## [Provided data]

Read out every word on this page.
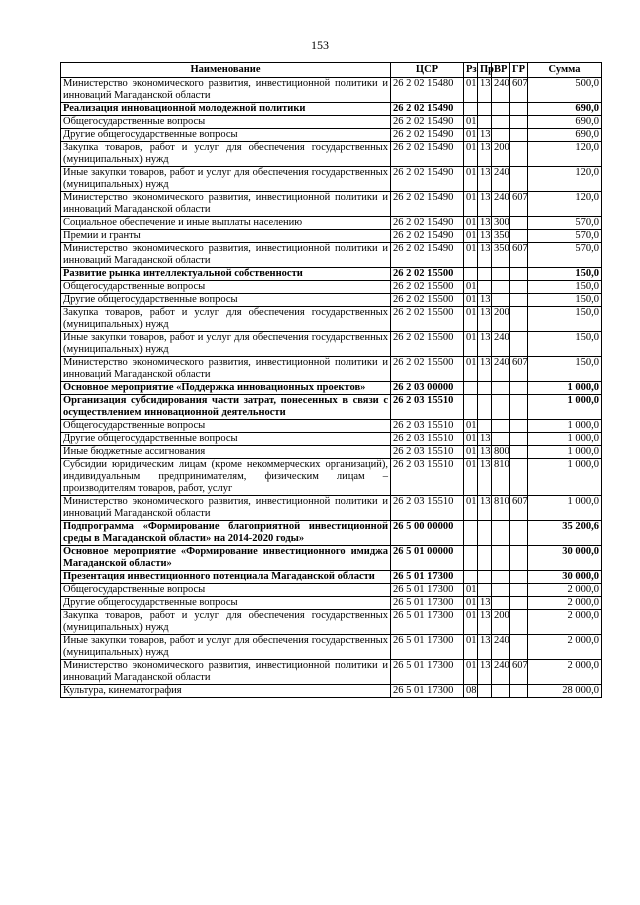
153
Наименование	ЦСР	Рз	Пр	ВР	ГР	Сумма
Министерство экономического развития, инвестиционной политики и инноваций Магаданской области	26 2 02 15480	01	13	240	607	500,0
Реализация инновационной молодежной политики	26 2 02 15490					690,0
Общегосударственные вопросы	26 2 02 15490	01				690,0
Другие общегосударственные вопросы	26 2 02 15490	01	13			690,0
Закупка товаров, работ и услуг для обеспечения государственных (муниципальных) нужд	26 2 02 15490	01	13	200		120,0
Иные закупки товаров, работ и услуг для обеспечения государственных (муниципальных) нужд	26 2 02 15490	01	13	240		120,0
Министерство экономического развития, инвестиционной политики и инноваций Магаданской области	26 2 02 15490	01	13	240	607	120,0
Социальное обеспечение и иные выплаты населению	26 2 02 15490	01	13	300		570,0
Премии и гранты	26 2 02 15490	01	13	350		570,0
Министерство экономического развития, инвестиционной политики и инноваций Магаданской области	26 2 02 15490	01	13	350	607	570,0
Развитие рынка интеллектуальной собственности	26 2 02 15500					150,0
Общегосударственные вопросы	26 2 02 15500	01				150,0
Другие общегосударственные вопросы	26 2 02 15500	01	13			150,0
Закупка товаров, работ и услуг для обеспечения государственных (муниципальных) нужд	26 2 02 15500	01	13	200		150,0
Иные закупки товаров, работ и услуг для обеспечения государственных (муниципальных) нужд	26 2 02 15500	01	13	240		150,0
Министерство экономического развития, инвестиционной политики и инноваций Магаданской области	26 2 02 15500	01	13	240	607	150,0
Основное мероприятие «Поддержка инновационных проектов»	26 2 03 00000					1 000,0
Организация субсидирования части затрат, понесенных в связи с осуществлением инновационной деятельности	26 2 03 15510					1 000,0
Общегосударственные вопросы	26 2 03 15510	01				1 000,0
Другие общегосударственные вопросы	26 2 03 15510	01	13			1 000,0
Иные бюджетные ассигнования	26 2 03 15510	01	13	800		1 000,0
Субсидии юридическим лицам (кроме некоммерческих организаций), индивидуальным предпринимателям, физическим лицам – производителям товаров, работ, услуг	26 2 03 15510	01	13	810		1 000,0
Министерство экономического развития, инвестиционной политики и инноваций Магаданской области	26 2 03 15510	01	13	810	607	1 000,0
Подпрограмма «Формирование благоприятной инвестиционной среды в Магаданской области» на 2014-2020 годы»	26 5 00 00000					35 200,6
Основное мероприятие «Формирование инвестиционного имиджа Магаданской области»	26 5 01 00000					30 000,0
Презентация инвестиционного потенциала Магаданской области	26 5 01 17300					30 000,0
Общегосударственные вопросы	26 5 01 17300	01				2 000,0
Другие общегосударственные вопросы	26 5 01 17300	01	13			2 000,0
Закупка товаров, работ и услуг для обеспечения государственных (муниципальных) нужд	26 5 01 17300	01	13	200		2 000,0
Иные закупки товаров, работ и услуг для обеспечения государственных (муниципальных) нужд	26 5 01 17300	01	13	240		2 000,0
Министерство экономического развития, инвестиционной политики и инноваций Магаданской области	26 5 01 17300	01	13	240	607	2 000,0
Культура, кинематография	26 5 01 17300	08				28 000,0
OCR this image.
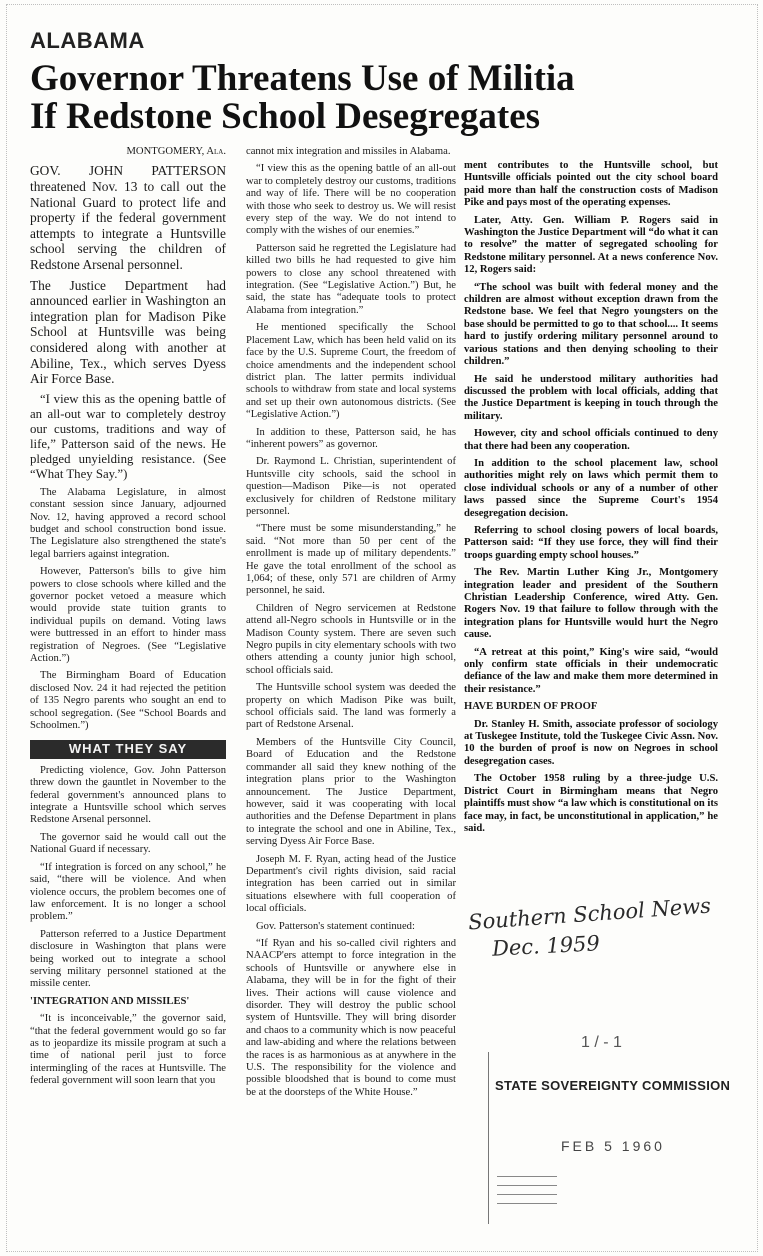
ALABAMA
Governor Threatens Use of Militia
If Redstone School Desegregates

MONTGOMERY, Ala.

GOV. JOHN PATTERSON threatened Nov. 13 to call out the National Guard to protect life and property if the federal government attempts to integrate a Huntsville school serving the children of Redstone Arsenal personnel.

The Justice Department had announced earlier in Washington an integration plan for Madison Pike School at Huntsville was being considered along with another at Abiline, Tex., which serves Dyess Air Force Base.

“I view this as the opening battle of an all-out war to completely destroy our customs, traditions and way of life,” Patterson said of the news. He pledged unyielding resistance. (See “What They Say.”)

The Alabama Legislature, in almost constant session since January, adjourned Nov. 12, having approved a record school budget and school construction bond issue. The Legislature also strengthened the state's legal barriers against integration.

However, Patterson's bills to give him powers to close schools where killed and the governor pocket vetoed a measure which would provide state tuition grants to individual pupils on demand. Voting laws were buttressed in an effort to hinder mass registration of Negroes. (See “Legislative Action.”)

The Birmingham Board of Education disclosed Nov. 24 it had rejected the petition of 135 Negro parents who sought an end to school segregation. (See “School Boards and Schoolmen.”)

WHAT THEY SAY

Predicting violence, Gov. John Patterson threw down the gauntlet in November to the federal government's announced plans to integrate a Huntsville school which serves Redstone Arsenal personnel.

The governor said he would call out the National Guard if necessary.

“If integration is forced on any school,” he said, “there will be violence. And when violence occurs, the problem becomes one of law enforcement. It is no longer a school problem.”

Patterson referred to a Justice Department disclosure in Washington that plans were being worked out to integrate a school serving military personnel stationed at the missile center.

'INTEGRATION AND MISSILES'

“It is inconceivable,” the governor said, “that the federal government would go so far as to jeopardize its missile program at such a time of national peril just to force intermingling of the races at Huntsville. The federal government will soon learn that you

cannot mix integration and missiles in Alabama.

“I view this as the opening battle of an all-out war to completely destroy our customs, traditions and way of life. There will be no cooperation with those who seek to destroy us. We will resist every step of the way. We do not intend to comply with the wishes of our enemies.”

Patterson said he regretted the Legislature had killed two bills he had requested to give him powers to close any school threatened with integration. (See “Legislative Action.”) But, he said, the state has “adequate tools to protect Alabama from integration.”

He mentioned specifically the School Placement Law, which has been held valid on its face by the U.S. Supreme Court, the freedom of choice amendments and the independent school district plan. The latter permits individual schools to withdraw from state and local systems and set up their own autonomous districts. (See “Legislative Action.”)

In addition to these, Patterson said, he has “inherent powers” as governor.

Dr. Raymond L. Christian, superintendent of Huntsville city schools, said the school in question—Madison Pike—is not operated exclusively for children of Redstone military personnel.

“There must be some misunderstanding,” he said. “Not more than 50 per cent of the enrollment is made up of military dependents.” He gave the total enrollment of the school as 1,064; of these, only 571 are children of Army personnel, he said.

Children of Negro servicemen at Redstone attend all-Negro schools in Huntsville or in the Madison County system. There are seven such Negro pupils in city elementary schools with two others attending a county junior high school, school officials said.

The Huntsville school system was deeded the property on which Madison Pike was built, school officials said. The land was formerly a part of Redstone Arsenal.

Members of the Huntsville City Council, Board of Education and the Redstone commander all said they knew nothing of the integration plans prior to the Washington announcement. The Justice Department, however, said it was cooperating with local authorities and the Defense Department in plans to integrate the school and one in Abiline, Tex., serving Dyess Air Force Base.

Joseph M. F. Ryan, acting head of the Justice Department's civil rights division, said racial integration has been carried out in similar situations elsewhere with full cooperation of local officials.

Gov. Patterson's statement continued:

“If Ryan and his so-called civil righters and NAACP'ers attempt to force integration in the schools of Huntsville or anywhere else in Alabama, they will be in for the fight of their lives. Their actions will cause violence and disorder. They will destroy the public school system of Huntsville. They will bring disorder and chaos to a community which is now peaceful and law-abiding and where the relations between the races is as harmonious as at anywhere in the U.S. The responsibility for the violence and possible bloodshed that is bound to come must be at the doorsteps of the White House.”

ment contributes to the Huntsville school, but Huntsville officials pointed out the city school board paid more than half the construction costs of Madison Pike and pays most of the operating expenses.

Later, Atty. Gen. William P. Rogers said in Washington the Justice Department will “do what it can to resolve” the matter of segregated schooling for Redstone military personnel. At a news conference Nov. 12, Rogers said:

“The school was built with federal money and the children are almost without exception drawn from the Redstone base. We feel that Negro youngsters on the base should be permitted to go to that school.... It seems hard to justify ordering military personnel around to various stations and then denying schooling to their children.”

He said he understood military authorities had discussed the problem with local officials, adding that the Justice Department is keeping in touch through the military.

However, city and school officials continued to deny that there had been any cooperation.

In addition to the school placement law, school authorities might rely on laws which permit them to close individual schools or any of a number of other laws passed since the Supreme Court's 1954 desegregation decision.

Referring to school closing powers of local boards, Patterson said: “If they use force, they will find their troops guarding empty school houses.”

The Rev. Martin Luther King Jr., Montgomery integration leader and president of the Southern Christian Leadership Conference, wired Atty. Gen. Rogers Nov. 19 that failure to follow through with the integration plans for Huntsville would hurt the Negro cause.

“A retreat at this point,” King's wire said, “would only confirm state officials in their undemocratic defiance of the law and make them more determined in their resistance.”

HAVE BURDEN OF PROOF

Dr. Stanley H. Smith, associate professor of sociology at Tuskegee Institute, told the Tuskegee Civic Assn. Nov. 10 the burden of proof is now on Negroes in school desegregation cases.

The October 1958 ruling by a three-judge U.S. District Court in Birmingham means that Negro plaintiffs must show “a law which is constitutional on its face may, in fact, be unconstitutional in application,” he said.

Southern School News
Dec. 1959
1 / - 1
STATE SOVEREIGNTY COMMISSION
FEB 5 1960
--
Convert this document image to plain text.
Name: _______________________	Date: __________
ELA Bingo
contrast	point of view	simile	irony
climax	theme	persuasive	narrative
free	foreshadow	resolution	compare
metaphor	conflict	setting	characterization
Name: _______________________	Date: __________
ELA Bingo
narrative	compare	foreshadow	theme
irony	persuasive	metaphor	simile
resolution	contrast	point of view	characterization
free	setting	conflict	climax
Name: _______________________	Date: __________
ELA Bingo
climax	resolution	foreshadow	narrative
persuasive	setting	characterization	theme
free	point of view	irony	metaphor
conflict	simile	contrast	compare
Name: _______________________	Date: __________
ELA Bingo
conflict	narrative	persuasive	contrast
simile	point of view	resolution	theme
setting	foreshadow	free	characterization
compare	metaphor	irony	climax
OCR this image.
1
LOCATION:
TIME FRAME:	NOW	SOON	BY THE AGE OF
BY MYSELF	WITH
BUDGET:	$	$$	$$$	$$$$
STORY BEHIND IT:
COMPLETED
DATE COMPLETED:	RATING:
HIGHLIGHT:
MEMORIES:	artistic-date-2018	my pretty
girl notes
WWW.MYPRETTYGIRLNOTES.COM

## [Exercise instructions]
Which lines contain "foreshadow"? Copy each of them.

## [Exercise output]
free	foreshadow	resolution	compare
narrative	compare	foreshadow	theme
climax	resolution	foreshadow	narrative
setting	foreshadow	free	characterization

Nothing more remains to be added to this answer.